*WHAT TO WORK ON*:
Output all lines exactly, with nothing added or dropped.

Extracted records
☆ ☆ ☆ ☆

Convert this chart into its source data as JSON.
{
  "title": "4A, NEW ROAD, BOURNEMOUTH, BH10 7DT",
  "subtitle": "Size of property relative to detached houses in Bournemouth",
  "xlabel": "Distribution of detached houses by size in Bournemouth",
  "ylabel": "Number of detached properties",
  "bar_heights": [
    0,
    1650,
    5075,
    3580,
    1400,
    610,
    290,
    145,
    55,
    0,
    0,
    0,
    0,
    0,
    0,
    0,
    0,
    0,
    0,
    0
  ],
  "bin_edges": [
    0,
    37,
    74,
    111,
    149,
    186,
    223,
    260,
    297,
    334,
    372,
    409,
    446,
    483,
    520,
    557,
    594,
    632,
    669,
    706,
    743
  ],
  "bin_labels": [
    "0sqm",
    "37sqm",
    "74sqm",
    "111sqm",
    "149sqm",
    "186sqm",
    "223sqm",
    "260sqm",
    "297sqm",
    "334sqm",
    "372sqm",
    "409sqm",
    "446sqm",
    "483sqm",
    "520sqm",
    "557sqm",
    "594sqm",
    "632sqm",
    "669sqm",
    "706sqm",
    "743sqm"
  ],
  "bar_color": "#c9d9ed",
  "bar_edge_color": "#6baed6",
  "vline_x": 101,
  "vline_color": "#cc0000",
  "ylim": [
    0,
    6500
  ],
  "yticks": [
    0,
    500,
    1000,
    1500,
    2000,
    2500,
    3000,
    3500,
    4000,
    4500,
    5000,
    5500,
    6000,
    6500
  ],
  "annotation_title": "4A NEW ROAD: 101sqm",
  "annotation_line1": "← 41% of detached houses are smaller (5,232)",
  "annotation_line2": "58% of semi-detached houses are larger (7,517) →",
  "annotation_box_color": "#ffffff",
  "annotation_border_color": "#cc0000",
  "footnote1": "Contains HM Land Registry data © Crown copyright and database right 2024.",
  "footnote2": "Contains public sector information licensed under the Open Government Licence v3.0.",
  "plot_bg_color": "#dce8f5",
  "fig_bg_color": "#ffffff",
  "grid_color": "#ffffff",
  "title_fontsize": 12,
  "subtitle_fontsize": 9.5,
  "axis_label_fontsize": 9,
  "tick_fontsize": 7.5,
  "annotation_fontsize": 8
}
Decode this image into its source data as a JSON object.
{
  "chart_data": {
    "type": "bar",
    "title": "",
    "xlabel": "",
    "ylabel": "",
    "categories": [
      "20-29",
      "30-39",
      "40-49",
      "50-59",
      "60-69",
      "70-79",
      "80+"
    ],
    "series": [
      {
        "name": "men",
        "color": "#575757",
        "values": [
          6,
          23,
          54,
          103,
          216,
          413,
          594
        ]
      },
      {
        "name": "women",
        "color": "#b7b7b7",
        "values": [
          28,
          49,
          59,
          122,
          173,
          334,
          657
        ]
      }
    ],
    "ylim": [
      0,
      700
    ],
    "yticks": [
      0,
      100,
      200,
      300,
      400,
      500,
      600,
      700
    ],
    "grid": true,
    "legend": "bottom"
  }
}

☆ ☆ ☆ ☆

*TASK RESPONSE*:
Convert this chart into its source data as JSON.
{
  "title": "4A, NEW ROAD, BOURNEMOUTH, BH10 7DT",
  "subtitle": "Size of property relative to detached houses in Bournemouth",
  "xlabel": "Distribution of detached houses by size in Bournemouth",
  "ylabel": "Number of detached properties",
  "bar_heights": [
    0,
    1650,
    5075,
    3580,
    1400,
    610,
    290,
    145,
    55,
    0,
    0,
    0,
    0,
    0,
    0,
    0,
    0,
    0,
    0,
    0
  ],
  "bin_edges": [
    0,
    37,
    74,
    111,
    149,
    186,
    223,
    260,
    297,
    334,
    372,
    409,
    446,
    483,
    520,
    557,
    594,
    632,
    669,
    706,
    743
  ],
  "bin_labels": [
    "0sqm",
    "37sqm",
    "74sqm",
    "111sqm",
    "149sqm",
    "186sqm",
    "223sqm",
    "260sqm",
    "297sqm",
    "334sqm",
    "372sqm",
    "409sqm",
    "446sqm",
    "483sqm",
    "520sqm",
    "557sqm",
    "594sqm",
    "632sqm",
    "669sqm",
    "706sqm",
    "743sqm"
  ],
  "bar_color": "#c9d9ed",
  "bar_edge_color": "#6baed6",
  "vline_x": 101,
  "vline_color": "#cc0000",
  "ylim": [
    0,
    6500
  ],
  "yticks": [
    0,
    500,
    1000,
    1500,
    2000,
    2500,
    3000,
    3500,
    4000,
    4500,
    5000,
    5500,
    6000,
    6500
  ],
  "annotation_title": "4A NEW ROAD: 101sqm",
  "annotation_line1": "← 41% of detached houses are smaller (5,232)",
  "annotation_line2": "58% of semi-detached houses are larger (7,517) →",
  "annotation_box_color": "#ffffff",
  "annotation_border_color": "#cc0000",
  "footnote1": "Contains HM Land Registry data © Crown copyright and database right 2024.",
  "footnote2": "Contains public sector information licensed under the Open Government Licence v3.0.",
  "plot_bg_color": "#dce8f5",
  "fig_bg_color": "#ffffff",
  "grid_color": "#ffffff",
  "title_fontsize": 12,
  "subtitle_fontsize": 9.5,
  "axis_label_fontsize": 9,
  "tick_fontsize": 7.5,
  "annotation_fontsize": 8
}
Decode this image into its source data as a JSON object.
{
  "chart_data": {
    "type": "bar",
    "title": "",
    "xlabel": "",
    "ylabel": "",
    "categories": [
      "20-29",
      "30-39",
      "40-49",
      "50-59",
      "60-69",
      "70-79",
      "80+"
    ],
    "series": [
      {
        "name": "men",
        "color": "#575757",
        "values": [
          6,
          23,
          54,
          103,
          216,
          413,
          594
        ]
      },
      {
        "name": "women",
        "color": "#b7b7b7",
        "values": [
          28,
          49,
          59,
          122,
          173,
          334,
          657
        ]
      }
    ],
    "ylim": [
      0,
      700
    ],
    "yticks": [
      0,
      100,
      200,
      300,
      400,
      500,
      600,
      700
    ],
    "grid": true,
    "legend": "bottom"
  }
}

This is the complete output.